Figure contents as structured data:

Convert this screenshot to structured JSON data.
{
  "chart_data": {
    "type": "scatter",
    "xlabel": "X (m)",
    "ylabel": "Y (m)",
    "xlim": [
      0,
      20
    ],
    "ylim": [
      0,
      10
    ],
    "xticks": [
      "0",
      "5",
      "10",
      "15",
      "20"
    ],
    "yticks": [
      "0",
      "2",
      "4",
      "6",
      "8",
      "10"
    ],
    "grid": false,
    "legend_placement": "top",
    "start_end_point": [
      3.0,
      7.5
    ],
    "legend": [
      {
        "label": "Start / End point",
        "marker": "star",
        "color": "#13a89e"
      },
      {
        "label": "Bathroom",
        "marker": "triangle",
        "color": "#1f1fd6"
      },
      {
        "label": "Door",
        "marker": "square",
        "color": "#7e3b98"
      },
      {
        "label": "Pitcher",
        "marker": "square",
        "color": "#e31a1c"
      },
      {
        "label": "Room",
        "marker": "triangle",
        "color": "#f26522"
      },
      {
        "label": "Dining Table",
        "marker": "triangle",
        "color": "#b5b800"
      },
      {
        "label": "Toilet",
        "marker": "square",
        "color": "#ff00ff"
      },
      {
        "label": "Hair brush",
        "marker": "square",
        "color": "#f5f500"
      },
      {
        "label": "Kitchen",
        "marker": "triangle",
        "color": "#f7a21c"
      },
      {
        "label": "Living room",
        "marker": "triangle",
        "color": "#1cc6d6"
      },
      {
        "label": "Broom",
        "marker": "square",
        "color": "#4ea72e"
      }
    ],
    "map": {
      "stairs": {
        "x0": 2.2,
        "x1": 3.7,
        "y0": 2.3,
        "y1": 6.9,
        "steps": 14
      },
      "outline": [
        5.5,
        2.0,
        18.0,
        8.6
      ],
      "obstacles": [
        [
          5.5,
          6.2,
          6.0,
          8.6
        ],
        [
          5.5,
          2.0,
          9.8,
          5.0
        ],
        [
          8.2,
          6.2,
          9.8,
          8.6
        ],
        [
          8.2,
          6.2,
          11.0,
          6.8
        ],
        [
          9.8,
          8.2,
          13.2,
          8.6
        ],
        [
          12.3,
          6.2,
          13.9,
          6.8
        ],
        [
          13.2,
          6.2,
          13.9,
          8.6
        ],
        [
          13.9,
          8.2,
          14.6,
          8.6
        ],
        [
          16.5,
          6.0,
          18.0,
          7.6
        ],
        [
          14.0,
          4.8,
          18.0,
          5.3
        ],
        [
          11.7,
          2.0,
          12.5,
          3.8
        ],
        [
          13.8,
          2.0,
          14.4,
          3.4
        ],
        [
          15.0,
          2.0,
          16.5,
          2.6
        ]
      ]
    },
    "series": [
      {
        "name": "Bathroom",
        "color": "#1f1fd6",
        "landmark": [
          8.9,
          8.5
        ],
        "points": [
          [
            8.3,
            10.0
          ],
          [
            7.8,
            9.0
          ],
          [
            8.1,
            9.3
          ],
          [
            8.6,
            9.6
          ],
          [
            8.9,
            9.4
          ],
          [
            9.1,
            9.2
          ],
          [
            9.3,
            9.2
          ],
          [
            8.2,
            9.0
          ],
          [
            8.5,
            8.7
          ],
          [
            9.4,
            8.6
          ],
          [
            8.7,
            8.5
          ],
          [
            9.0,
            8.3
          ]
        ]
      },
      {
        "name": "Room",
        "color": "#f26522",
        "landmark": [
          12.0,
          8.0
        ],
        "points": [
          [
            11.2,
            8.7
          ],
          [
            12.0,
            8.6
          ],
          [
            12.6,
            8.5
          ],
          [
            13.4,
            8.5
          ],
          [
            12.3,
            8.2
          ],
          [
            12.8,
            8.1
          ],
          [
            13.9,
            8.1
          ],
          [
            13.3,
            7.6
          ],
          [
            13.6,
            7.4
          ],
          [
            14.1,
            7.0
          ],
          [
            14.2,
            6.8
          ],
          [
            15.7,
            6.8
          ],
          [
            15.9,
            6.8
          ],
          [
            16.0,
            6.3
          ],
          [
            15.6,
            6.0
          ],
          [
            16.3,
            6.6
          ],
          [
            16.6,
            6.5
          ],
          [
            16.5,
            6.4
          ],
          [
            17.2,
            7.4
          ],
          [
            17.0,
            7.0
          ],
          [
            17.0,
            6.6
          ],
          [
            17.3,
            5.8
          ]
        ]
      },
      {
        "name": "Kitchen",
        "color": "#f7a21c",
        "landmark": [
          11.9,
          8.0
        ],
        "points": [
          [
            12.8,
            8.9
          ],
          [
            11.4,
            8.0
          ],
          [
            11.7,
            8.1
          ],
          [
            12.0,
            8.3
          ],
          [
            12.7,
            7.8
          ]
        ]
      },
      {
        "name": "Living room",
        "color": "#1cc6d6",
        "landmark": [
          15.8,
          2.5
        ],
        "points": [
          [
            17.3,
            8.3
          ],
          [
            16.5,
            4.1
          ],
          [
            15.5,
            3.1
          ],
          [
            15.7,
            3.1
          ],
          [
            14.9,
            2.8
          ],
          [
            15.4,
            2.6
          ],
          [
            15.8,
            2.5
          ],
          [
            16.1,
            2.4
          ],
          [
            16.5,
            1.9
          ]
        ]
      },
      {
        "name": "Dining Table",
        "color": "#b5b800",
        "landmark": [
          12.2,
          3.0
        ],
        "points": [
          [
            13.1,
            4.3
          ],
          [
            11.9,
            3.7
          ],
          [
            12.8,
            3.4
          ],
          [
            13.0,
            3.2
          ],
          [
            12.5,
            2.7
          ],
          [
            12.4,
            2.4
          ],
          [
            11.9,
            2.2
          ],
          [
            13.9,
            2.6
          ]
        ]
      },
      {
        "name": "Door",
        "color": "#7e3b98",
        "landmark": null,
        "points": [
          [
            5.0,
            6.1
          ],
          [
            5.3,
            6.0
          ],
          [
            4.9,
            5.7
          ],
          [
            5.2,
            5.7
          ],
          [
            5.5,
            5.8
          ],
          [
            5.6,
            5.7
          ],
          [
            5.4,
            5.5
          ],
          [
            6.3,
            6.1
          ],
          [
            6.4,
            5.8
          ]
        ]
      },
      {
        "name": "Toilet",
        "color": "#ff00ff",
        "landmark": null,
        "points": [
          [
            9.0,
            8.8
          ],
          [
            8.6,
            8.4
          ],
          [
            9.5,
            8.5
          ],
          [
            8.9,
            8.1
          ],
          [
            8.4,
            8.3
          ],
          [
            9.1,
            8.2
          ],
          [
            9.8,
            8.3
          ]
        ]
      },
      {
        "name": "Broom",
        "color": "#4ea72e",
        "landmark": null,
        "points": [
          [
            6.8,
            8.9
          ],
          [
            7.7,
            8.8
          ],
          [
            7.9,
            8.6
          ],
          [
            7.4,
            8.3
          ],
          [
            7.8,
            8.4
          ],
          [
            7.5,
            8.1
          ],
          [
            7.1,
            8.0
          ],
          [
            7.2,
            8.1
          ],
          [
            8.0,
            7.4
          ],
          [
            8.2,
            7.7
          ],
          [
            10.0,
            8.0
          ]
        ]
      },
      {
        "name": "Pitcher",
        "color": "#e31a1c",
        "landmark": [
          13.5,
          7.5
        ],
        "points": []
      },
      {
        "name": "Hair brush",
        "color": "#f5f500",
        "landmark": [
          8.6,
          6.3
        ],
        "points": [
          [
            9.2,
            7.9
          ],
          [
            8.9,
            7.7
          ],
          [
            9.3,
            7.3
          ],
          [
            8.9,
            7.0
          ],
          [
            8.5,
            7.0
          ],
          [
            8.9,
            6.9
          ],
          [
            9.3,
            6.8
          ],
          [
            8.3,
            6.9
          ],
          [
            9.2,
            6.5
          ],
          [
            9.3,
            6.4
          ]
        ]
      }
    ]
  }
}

* Aim:
Give an exact copy of all the data shown above.

* Answer to the exercise:
Convert this screenshot to structured JSON data.
{
  "chart_data": {
    "type": "scatter",
    "xlabel": "X (m)",
    "ylabel": "Y (m)",
    "xlim": [
      0,
      20
    ],
    "ylim": [
      0,
      10
    ],
    "xticks": [
      "0",
      "5",
      "10",
      "15",
      "20"
    ],
    "yticks": [
      "0",
      "2",
      "4",
      "6",
      "8",
      "10"
    ],
    "grid": false,
    "legend_placement": "top",
    "start_end_point": [
      3.0,
      7.5
    ],
    "legend": [
      {
        "label": "Start / End point",
        "marker": "star",
        "color": "#13a89e"
      },
      {
        "label": "Bathroom",
        "marker": "triangle",
        "color": "#1f1fd6"
      },
      {
        "label": "Door",
        "marker": "square",
        "color": "#7e3b98"
      },
      {
        "label": "Pitcher",
        "marker": "square",
        "color": "#e31a1c"
      },
      {
        "label": "Room",
        "marker": "triangle",
        "color": "#f26522"
      },
      {
        "label": "Dining Table",
        "marker": "triangle",
        "color": "#b5b800"
      },
      {
        "label": "Toilet",
        "marker": "square",
        "color": "#ff00ff"
      },
      {
        "label": "Hair brush",
        "marker": "square",
        "color": "#f5f500"
      },
      {
        "label": "Kitchen",
        "marker": "triangle",
        "color": "#f7a21c"
      },
      {
        "label": "Living room",
        "marker": "triangle",
        "color": "#1cc6d6"
      },
      {
        "label": "Broom",
        "marker": "square",
        "color": "#4ea72e"
      }
    ],
    "map": {
      "stairs": {
        "x0": 2.2,
        "x1": 3.7,
        "y0": 2.3,
        "y1": 6.9,
        "steps": 14
      },
      "outline": [
        5.5,
        2.0,
        18.0,
        8.6
      ],
      "obstacles": [
        [
          5.5,
          6.2,
          6.0,
          8.6
        ],
        [
          5.5,
          2.0,
          9.8,
          5.0
        ],
        [
          8.2,
          6.2,
          9.8,
          8.6
        ],
        [
          8.2,
          6.2,
          11.0,
          6.8
        ],
        [
          9.8,
          8.2,
          13.2,
          8.6
        ],
        [
          12.3,
          6.2,
          13.9,
          6.8
        ],
        [
          13.2,
          6.2,
          13.9,
          8.6
        ],
        [
          13.9,
          8.2,
          14.6,
          8.6
        ],
        [
          16.5,
          6.0,
          18.0,
          7.6
        ],
        [
          14.0,
          4.8,
          18.0,
          5.3
        ],
        [
          11.7,
          2.0,
          12.5,
          3.8
        ],
        [
          13.8,
          2.0,
          14.4,
          3.4
        ],
        [
          15.0,
          2.0,
          16.5,
          2.6
        ]
      ]
    },
    "series": [
      {
        "name": "Bathroom",
        "color": "#1f1fd6",
        "landmark": [
          8.9,
          8.5
        ],
        "points": [
          [
            8.3,
            10.0
          ],
          [
            7.8,
            9.0
          ],
          [
            8.1,
            9.3
          ],
          [
            8.6,
            9.6
          ],
          [
            8.9,
            9.4
          ],
          [
            9.1,
            9.2
          ],
          [
            9.3,
            9.2
          ],
          [
            8.2,
            9.0
          ],
          [
            8.5,
            8.7
          ],
          [
            9.4,
            8.6
          ],
          [
            8.7,
            8.5
          ],
          [
            9.0,
            8.3
          ]
        ]
      },
      {
        "name": "Room",
        "color": "#f26522",
        "landmark": [
          12.0,
          8.0
        ],
        "points": [
          [
            11.2,
            8.7
          ],
          [
            12.0,
            8.6
          ],
          [
            12.6,
            8.5
          ],
          [
            13.4,
            8.5
          ],
          [
            12.3,
            8.2
          ],
          [
            12.8,
            8.1
          ],
          [
            13.9,
            8.1
          ],
          [
            13.3,
            7.6
          ],
          [
            13.6,
            7.4
          ],
          [
            14.1,
            7.0
          ],
          [
            14.2,
            6.8
          ],
          [
            15.7,
            6.8
          ],
          [
            15.9,
            6.8
          ],
          [
            16.0,
            6.3
          ],
          [
            15.6,
            6.0
          ],
          [
            16.3,
            6.6
          ],
          [
            16.6,
            6.5
          ],
          [
            16.5,
            6.4
          ],
          [
            17.2,
            7.4
          ],
          [
            17.0,
            7.0
          ],
          [
            17.0,
            6.6
          ],
          [
            17.3,
            5.8
          ]
        ]
      },
      {
        "name": "Kitchen",
        "color": "#f7a21c",
        "landmark": [
          11.9,
          8.0
        ],
        "points": [
          [
            12.8,
            8.9
          ],
          [
            11.4,
            8.0
          ],
          [
            11.7,
            8.1
          ],
          [
            12.0,
            8.3
          ],
          [
            12.7,
            7.8
          ]
        ]
      },
      {
        "name": "Living room",
        "color": "#1cc6d6",
        "landmark": [
          15.8,
          2.5
        ],
        "points": [
          [
            17.3,
            8.3
          ],
          [
            16.5,
            4.1
          ],
          [
            15.5,
            3.1
          ],
          [
            15.7,
            3.1
          ],
          [
            14.9,
            2.8
          ],
          [
            15.4,
            2.6
          ],
          [
            15.8,
            2.5
          ],
          [
            16.1,
            2.4
          ],
          [
            16.5,
            1.9
          ]
        ]
      },
      {
        "name": "Dining Table",
        "color": "#b5b800",
        "landmark": [
          12.2,
          3.0
        ],
        "points": [
          [
            13.1,
            4.3
          ],
          [
            11.9,
            3.7
          ],
          [
            12.8,
            3.4
          ],
          [
            13.0,
            3.2
          ],
          [
            12.5,
            2.7
          ],
          [
            12.4,
            2.4
          ],
          [
            11.9,
            2.2
          ],
          [
            13.9,
            2.6
          ]
        ]
      },
      {
        "name": "Door",
        "color": "#7e3b98",
        "landmark": null,
        "points": [
          [
            5.0,
            6.1
          ],
          [
            5.3,
            6.0
          ],
          [
            4.9,
            5.7
          ],
          [
            5.2,
            5.7
          ],
          [
            5.5,
            5.8
          ],
          [
            5.6,
            5.7
          ],
          [
            5.4,
            5.5
          ],
          [
            6.3,
            6.1
          ],
          [
            6.4,
            5.8
          ]
        ]
      },
      {
        "name": "Toilet",
        "color": "#ff00ff",
        "landmark": null,
        "points": [
          [
            9.0,
            8.8
          ],
          [
            8.6,
            8.4
          ],
          [
            9.5,
            8.5
          ],
          [
            8.9,
            8.1
          ],
          [
            8.4,
            8.3
          ],
          [
            9.1,
            8.2
          ],
          [
            9.8,
            8.3
          ]
        ]
      },
      {
        "name": "Broom",
        "color": "#4ea72e",
        "landmark": null,
        "points": [
          [
            6.8,
            8.9
          ],
          [
            7.7,
            8.8
          ],
          [
            7.9,
            8.6
          ],
          [
            7.4,
            8.3
          ],
          [
            7.8,
            8.4
          ],
          [
            7.5,
            8.1
          ],
          [
            7.1,
            8.0
          ],
          [
            7.2,
            8.1
          ],
          [
            8.0,
            7.4
          ],
          [
            8.2,
            7.7
          ],
          [
            10.0,
            8.0
          ]
        ]
      },
      {
        "name": "Pitcher",
        "color": "#e31a1c",
        "landmark": [
          13.5,
          7.5
        ],
        "points": []
      },
      {
        "name": "Hair brush",
        "color": "#f5f500",
        "landmark": [
          8.6,
          6.3
        ],
        "points": [
          [
            9.2,
            7.9
          ],
          [
            8.9,
            7.7
          ],
          [
            9.3,
            7.3
          ],
          [
            8.9,
            7.0
          ],
          [
            8.5,
            7.0
          ],
          [
            8.9,
            6.9
          ],
          [
            9.3,
            6.8
          ],
          [
            8.3,
            6.9
          ],
          [
            9.2,
            6.5
          ],
          [
            9.3,
            6.4
          ]
        ]
      }
    ]
  }
}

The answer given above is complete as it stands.